→ INPUT:

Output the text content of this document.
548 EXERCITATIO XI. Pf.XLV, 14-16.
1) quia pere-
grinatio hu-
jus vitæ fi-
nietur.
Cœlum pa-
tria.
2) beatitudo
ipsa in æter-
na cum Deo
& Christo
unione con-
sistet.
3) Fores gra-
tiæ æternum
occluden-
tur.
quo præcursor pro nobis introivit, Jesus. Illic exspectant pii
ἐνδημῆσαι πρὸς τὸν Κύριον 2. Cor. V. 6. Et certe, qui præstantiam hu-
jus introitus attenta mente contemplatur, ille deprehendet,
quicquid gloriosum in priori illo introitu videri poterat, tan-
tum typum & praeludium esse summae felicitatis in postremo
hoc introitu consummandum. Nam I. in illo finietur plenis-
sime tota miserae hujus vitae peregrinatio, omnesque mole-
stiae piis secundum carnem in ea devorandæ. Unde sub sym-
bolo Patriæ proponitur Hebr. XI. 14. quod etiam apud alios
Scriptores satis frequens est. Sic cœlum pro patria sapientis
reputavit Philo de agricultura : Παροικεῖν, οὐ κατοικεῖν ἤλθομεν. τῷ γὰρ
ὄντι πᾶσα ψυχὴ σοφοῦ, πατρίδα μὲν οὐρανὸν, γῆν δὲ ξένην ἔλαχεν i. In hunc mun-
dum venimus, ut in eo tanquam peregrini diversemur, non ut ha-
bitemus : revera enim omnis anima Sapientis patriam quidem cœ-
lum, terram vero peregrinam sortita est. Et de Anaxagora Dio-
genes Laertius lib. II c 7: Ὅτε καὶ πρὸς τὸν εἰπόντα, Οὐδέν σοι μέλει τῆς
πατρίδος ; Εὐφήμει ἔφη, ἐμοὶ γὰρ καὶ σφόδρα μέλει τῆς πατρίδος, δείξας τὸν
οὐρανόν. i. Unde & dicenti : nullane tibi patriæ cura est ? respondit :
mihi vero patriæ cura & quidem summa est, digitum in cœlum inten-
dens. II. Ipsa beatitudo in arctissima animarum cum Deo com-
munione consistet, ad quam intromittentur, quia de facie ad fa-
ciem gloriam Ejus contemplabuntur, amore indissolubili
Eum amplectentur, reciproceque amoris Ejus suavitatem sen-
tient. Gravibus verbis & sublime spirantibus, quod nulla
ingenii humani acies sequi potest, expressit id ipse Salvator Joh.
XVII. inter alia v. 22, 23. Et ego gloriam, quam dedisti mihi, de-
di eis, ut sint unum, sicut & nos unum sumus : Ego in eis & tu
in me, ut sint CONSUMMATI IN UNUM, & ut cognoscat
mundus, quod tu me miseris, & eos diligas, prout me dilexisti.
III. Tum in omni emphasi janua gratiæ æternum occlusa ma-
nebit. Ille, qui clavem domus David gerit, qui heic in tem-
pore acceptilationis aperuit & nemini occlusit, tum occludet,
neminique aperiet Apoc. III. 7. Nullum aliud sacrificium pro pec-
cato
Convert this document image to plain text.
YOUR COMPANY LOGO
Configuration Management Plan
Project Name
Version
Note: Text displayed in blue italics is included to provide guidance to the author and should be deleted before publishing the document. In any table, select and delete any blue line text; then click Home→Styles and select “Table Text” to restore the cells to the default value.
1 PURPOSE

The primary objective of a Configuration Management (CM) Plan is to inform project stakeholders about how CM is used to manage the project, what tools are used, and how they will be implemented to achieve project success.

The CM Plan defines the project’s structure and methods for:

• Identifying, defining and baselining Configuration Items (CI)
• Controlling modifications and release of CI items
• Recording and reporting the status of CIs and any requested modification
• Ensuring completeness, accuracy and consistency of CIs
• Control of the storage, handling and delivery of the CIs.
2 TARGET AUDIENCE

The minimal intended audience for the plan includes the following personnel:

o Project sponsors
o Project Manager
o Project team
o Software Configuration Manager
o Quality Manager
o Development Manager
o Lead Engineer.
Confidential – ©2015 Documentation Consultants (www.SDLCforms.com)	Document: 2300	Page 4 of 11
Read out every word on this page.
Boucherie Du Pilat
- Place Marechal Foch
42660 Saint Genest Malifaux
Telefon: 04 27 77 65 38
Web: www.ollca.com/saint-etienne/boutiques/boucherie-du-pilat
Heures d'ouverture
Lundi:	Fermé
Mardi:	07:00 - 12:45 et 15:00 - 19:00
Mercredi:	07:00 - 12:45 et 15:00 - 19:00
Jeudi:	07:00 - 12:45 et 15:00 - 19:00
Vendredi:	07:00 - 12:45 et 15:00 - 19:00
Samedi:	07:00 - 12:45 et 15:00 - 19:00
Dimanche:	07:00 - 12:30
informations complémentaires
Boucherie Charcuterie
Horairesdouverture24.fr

→ EXERCISE PROMPT: Could you output every entry from the listing above without altering a word?

→ SOLUTION FOR THIS EXERCISE:
Output the text content of this document.
548 EXERCITATIO XI. Pf.XLV, 14-16.
1) quia pere-
grinatio hu-
jus vitæ fi-
nietur.
Cœlum pa-
tria.
2) beatitudo
ipsa in æter-
na cum Deo
& Christo
unione con-
sistet.
3) Fores gra-
tiæ æternum
occluden-
tur.
quo præcursor pro nobis introivit, Jesus. Illic exspectant pii
ἐνδημῆσαι πρὸς τὸν Κύριον 2. Cor. V. 6. Et certe, qui præstantiam hu-
jus introitus attenta mente contemplatur, ille deprehendet,
quicquid gloriosum in priori illo introitu videri poterat, tan-
tum typum & praeludium esse summae felicitatis in postremo
hoc introitu consummandum. Nam I. in illo finietur plenis-
sime tota miserae hujus vitae peregrinatio, omnesque mole-
stiae piis secundum carnem in ea devorandæ. Unde sub sym-
bolo Patriæ proponitur Hebr. XI. 14. quod etiam apud alios
Scriptores satis frequens est. Sic cœlum pro patria sapientis
reputavit Philo de agricultura : Παροικεῖν, οὐ κατοικεῖν ἤλθομεν. τῷ γὰρ
ὄντι πᾶσα ψυχὴ σοφοῦ, πατρίδα μὲν οὐρανὸν, γῆν δὲ ξένην ἔλαχεν i. In hunc mun-
dum venimus, ut in eo tanquam peregrini diversemur, non ut ha-
bitemus : revera enim omnis anima Sapientis patriam quidem cœ-
lum, terram vero peregrinam sortita est. Et de Anaxagora Dio-
genes Laertius lib. II c 7: Ὅτε καὶ πρὸς τὸν εἰπόντα, Οὐδέν σοι μέλει τῆς
πατρίδος ; Εὐφήμει ἔφη, ἐμοὶ γὰρ καὶ σφόδρα μέλει τῆς πατρίδος, δείξας τὸν
οὐρανόν. i. Unde & dicenti : nullane tibi patriæ cura est ? respondit :
mihi vero patriæ cura & quidem summa est, digitum in cœlum inten-
dens. II. Ipsa beatitudo in arctissima animarum cum Deo com-
munione consistet, ad quam intromittentur, quia de facie ad fa-
ciem gloriam Ejus contemplabuntur, amore indissolubili
Eum amplectentur, reciproceque amoris Ejus suavitatem sen-
tient. Gravibus verbis & sublime spirantibus, quod nulla
ingenii humani acies sequi potest, expressit id ipse Salvator Joh.
XVII. inter alia v. 22, 23. Et ego gloriam, quam dedisti mihi, de-
di eis, ut sint unum, sicut & nos unum sumus : Ego in eis & tu
in me, ut sint CONSUMMATI IN UNUM, & ut cognoscat
mundus, quod tu me miseris, & eos diligas, prout me dilexisti.
III. Tum in omni emphasi janua gratiæ æternum occlusa ma-
nebit. Ille, qui clavem domus David gerit, qui heic in tem-
pore acceptilationis aperuit & nemini occlusit, tum occludet,
neminique aperiet Apoc. III. 7. Nullum aliud sacrificium pro pec-
cato
Convert this document image to plain text.
YOUR COMPANY LOGO
Configuration Management Plan
Project Name
Version
Note: Text displayed in blue italics is included to provide guidance to the author and should be deleted before publishing the document. In any table, select and delete any blue line text; then click Home→Styles and select “Table Text” to restore the cells to the default value.
1 PURPOSE

The primary objective of a Configuration Management (CM) Plan is to inform project stakeholders about how CM is used to manage the project, what tools are used, and how they will be implemented to achieve project success.

The CM Plan defines the project’s structure and methods for:

• Identifying, defining and baselining Configuration Items (CI)
• Controlling modifications and release of CI items
• Recording and reporting the status of CIs and any requested modification
• Ensuring completeness, accuracy and consistency of CIs
• Control of the storage, handling and delivery of the CIs.
2 TARGET AUDIENCE

The minimal intended audience for the plan includes the following personnel:

o Project sponsors
o Project Manager
o Project team
o Software Configuration Manager
o Quality Manager
o Development Manager
o Lead Engineer.
Confidential – ©2015 Documentation Consultants (www.SDLCforms.com)	Document: 2300	Page 4 of 11
Read out every word on this page.
Boucherie Du Pilat
- Place Marechal Foch
42660 Saint Genest Malifaux
Telefon: 04 27 77 65 38
Web: www.ollca.com/saint-etienne/boutiques/boucherie-du-pilat
Heures d'ouverture
Lundi:	Fermé
Mardi:	07:00 - 12:45 et 15:00 - 19:00
Mercredi:	07:00 - 12:45 et 15:00 - 19:00
Jeudi:	07:00 - 12:45 et 15:00 - 19:00
Vendredi:	07:00 - 12:45 et 15:00 - 19:00
Samedi:	07:00 - 12:45 et 15:00 - 19:00
Dimanche:	07:00 - 12:30
informations complémentaires
Boucherie Charcuterie
Horairesdouverture24.fr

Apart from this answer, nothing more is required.